Instructions to follow:
Find and return each line containing "want".

(Dataset entries)
** Begin **
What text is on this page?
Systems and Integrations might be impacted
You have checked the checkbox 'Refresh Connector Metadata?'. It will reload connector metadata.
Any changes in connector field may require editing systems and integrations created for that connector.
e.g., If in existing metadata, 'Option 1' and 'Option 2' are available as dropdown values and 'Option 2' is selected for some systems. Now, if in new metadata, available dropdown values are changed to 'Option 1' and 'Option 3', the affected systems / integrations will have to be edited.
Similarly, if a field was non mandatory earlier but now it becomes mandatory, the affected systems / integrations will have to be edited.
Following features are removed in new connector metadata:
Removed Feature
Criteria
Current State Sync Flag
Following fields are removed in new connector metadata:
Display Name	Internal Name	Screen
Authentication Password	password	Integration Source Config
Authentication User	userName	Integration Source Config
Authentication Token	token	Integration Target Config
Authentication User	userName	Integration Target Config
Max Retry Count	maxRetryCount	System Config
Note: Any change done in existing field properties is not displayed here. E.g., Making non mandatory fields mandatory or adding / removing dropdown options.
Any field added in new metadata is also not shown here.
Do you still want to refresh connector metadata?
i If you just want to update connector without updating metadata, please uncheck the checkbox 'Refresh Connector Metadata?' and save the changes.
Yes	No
** End **
** Begin **
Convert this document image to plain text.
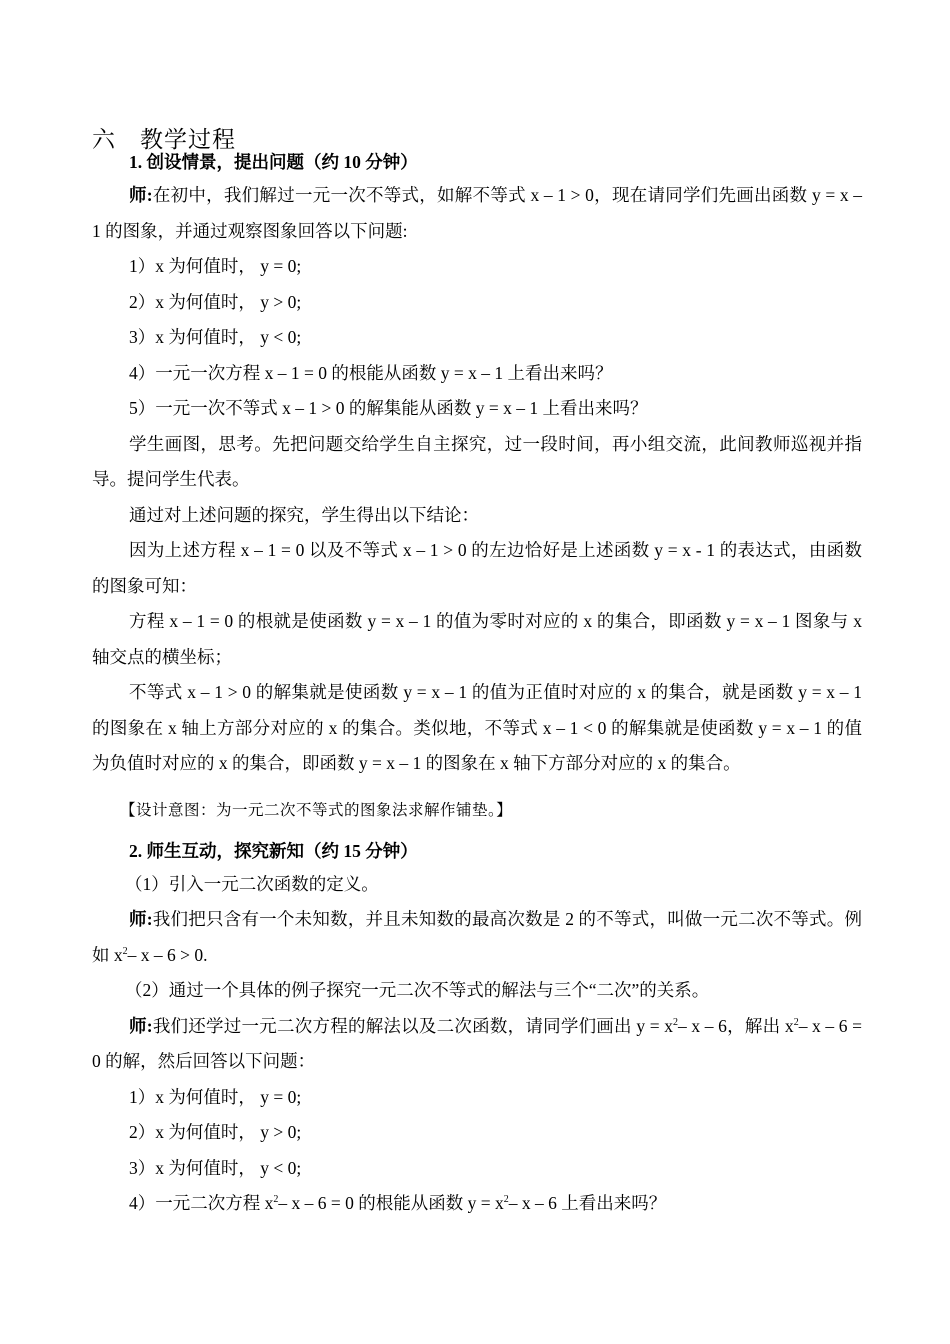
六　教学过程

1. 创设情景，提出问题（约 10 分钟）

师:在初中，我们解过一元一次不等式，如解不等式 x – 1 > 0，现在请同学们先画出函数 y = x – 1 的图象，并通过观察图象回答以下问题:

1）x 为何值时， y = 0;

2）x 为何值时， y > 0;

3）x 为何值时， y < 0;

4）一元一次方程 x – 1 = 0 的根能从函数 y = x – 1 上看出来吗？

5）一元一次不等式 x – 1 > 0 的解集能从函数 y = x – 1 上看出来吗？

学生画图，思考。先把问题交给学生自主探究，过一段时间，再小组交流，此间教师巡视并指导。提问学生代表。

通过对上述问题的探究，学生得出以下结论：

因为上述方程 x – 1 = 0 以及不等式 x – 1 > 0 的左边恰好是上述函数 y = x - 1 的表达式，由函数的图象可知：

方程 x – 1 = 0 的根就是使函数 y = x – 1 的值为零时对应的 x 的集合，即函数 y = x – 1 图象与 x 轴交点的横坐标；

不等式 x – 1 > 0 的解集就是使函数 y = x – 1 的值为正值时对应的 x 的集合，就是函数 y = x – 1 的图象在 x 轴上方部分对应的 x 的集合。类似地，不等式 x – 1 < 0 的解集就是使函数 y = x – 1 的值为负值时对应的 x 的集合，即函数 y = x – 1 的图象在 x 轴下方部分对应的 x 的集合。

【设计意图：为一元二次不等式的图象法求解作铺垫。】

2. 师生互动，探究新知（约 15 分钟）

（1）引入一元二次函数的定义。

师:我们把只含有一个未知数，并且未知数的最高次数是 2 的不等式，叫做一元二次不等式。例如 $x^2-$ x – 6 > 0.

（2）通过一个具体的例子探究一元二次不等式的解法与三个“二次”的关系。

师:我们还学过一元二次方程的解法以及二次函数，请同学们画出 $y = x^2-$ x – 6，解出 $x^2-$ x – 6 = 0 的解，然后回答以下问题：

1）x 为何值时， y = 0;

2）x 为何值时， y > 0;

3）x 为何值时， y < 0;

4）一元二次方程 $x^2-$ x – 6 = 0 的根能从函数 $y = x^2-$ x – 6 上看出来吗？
** End **
Output:
Do you still want to refresh connector metadata?
i If you just want to update connector without updating metadata, please uncheck the checkbox 'Refresh Connector Metadata?' and save the changes.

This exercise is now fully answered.